start

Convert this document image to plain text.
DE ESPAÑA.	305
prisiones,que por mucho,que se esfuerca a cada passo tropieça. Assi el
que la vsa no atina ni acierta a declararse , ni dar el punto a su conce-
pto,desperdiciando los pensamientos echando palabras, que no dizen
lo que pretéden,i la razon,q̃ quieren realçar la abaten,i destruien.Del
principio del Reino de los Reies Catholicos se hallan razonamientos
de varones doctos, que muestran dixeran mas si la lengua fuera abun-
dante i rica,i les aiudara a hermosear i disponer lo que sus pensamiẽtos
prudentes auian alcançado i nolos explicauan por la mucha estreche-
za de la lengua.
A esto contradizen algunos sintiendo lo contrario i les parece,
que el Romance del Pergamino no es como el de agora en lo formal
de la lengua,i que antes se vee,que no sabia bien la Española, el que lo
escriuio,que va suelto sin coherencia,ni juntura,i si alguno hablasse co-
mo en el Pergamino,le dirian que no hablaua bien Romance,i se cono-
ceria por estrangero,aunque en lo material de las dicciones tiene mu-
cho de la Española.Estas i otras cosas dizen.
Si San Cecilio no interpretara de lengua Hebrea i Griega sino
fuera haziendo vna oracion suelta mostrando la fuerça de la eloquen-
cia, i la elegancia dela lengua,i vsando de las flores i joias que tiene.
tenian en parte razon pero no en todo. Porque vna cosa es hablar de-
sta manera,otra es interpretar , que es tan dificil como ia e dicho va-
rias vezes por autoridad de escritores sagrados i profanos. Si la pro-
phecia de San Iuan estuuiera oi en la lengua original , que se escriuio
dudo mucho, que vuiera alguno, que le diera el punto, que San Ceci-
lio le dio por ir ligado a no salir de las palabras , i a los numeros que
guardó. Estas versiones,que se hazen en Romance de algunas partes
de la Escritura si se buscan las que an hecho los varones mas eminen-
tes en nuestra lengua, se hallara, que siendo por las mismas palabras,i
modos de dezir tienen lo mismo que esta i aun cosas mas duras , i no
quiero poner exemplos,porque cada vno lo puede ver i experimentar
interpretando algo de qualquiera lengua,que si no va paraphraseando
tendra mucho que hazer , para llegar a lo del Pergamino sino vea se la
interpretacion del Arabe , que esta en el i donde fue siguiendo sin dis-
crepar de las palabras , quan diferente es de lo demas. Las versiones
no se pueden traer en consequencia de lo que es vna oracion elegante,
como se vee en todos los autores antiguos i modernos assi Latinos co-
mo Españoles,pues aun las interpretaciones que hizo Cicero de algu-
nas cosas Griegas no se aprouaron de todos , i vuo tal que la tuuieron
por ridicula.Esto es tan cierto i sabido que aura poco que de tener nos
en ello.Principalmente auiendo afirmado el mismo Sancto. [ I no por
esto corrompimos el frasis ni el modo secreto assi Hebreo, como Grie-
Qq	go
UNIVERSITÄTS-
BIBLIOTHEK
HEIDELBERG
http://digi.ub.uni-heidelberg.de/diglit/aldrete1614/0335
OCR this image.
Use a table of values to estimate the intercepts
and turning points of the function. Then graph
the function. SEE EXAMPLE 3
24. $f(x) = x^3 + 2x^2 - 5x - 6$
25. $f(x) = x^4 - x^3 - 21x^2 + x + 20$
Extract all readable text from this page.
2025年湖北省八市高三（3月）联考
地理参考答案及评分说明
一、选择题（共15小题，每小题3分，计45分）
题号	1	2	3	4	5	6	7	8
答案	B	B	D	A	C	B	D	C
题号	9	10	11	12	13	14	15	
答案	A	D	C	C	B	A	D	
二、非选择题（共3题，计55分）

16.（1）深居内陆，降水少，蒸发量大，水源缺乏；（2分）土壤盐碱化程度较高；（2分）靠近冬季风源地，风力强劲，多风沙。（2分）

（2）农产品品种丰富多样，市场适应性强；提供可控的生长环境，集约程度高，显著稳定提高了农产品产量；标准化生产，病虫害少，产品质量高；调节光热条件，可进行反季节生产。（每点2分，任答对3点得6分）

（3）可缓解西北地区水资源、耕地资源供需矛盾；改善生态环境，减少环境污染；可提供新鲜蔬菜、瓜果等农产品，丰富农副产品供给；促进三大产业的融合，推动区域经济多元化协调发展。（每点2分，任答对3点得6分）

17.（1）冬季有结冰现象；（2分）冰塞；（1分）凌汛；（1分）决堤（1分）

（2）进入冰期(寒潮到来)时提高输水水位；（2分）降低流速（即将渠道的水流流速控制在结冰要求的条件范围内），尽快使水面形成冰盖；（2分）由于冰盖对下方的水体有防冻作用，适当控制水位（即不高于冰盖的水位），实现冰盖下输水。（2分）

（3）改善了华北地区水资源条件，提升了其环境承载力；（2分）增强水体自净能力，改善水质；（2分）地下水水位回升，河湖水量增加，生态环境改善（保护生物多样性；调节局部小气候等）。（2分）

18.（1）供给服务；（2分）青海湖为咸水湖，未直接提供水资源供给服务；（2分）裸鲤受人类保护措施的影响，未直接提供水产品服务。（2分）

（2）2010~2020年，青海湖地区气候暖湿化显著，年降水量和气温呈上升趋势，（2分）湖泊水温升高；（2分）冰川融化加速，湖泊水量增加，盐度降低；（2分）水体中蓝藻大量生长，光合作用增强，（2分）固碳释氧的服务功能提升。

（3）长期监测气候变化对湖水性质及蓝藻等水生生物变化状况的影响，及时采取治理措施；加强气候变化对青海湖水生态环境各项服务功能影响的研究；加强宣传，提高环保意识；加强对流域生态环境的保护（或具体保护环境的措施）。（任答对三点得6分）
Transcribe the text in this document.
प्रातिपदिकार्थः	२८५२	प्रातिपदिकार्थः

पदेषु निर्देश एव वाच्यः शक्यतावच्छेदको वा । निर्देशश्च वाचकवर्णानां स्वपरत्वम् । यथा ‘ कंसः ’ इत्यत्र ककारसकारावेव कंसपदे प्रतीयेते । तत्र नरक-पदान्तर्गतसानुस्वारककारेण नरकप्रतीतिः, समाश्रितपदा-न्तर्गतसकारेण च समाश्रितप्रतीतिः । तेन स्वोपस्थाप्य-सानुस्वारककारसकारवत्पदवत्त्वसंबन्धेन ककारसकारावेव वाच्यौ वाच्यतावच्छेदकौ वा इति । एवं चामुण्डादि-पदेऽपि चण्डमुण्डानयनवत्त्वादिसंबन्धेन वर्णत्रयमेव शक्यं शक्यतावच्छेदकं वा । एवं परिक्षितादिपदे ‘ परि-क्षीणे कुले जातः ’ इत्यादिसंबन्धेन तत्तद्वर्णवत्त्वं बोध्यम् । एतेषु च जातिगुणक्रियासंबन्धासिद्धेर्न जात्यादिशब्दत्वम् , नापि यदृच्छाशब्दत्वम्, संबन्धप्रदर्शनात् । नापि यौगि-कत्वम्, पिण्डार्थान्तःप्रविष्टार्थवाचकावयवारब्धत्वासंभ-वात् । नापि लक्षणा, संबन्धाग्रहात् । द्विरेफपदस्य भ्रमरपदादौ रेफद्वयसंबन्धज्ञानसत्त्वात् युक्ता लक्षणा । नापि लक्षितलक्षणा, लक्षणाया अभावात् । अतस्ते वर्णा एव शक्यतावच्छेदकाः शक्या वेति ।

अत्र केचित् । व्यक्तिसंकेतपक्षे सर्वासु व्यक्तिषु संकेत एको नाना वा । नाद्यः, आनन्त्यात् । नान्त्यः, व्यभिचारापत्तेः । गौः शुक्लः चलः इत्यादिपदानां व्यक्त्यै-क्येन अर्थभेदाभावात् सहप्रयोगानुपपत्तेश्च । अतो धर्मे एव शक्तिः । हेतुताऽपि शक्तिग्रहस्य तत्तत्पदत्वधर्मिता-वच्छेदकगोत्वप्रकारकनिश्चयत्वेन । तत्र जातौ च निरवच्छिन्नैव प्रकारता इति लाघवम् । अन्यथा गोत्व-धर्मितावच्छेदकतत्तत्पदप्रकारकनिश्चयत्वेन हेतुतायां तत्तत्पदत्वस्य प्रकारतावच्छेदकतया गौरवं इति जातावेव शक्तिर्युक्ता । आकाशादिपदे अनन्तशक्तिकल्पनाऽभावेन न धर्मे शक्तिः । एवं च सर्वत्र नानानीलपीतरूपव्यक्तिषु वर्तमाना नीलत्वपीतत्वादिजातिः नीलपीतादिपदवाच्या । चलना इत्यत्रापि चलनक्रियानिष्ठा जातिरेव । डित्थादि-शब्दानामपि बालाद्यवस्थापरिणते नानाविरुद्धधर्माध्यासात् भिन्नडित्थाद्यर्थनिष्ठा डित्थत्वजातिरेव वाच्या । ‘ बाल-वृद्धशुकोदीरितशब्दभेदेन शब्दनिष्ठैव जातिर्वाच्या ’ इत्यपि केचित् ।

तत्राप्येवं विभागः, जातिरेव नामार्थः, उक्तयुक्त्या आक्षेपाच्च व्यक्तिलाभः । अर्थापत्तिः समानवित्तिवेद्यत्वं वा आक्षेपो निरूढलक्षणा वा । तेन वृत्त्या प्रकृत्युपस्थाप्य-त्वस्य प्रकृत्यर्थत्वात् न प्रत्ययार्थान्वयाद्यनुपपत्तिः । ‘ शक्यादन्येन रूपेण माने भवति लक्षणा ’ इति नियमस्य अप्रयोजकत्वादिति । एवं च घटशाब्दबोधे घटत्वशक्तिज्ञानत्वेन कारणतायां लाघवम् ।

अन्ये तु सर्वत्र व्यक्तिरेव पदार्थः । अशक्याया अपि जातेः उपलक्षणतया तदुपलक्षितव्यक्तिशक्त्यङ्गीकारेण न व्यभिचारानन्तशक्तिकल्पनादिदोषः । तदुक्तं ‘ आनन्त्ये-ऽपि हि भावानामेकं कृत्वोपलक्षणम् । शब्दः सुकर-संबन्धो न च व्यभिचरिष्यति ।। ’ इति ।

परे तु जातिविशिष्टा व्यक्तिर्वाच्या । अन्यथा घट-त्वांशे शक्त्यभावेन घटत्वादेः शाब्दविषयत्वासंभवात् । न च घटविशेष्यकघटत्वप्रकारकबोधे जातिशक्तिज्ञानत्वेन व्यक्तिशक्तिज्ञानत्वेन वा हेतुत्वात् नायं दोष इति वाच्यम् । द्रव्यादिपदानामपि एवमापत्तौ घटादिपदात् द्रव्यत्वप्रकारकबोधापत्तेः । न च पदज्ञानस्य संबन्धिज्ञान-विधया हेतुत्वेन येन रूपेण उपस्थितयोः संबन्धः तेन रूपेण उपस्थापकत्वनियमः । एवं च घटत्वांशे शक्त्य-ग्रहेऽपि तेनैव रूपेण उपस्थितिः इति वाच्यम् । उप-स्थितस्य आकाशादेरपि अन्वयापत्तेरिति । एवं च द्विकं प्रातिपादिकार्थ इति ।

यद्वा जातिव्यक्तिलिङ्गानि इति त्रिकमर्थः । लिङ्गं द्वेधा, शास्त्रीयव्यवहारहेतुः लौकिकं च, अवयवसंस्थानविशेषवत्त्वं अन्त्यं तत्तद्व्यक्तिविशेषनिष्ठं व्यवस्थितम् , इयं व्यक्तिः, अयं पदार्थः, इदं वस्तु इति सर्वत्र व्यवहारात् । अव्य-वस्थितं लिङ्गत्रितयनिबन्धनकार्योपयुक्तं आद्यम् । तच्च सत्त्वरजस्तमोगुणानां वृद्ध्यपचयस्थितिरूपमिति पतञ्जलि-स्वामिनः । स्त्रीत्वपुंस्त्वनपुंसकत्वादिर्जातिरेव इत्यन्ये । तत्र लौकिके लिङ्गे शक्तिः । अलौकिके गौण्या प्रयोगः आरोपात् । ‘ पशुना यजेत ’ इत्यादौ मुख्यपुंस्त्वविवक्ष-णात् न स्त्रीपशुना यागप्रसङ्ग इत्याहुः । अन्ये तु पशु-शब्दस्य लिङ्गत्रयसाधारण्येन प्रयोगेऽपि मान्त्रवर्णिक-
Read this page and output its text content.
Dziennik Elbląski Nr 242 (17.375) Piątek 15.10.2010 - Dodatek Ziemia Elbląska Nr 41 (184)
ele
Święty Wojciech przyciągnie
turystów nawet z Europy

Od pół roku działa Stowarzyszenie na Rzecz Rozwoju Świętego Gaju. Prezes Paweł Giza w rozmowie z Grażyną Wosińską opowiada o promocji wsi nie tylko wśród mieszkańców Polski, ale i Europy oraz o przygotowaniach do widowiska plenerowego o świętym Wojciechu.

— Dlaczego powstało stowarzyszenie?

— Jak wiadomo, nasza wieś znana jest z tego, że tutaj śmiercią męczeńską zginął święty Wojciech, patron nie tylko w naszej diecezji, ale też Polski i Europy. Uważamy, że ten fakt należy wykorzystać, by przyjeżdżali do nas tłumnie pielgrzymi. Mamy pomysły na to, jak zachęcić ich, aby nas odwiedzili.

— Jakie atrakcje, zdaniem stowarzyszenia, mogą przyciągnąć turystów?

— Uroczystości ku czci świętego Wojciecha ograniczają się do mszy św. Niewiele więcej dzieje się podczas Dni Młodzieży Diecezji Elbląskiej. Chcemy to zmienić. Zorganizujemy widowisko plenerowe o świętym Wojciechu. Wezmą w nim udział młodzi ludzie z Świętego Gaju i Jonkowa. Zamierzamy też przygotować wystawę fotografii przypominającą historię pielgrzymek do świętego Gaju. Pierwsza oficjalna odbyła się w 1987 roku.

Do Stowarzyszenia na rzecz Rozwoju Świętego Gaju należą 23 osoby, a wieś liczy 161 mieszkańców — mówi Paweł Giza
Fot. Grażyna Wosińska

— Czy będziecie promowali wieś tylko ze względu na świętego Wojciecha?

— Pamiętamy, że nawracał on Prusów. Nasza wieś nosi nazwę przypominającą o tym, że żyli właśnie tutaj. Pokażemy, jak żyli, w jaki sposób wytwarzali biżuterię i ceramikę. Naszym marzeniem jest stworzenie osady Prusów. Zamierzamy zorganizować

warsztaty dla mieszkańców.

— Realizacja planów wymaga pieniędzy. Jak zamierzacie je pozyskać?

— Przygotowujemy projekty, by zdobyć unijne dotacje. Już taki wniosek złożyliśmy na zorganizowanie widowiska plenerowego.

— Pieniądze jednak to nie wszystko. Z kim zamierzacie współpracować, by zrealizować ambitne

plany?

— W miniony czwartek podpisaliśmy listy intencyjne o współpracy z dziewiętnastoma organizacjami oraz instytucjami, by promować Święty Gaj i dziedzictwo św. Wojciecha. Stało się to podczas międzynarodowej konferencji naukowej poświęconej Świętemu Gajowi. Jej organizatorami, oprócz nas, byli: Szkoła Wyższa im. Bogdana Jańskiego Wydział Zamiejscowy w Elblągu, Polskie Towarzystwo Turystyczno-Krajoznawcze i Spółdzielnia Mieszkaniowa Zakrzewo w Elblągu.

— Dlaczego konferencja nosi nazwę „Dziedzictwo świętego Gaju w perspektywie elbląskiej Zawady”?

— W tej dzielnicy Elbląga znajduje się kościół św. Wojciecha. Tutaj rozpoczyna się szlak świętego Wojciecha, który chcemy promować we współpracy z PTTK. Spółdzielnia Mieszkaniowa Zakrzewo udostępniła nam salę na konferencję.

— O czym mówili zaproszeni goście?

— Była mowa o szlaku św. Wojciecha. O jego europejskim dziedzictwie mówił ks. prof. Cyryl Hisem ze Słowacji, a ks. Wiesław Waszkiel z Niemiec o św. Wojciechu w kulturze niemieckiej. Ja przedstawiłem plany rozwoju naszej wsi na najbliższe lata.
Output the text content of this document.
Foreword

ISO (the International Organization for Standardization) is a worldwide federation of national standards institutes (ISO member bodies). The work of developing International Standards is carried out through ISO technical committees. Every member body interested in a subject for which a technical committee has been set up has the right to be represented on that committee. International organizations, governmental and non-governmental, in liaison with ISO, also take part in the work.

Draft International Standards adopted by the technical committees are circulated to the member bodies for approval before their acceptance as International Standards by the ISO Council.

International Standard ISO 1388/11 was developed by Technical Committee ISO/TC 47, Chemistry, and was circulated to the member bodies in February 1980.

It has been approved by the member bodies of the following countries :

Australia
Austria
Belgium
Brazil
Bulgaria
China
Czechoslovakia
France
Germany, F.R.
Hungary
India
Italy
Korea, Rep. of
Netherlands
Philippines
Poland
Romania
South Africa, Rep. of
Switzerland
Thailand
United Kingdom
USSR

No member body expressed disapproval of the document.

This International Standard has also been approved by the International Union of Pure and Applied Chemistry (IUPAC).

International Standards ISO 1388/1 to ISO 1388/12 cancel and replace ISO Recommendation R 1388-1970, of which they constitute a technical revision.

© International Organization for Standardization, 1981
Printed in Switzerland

end

◆ **WRITTEN EXERCISE**
In the listing, how many lines hold "versiones"? Answer with a bare number.

◆ **THE REPLY**
2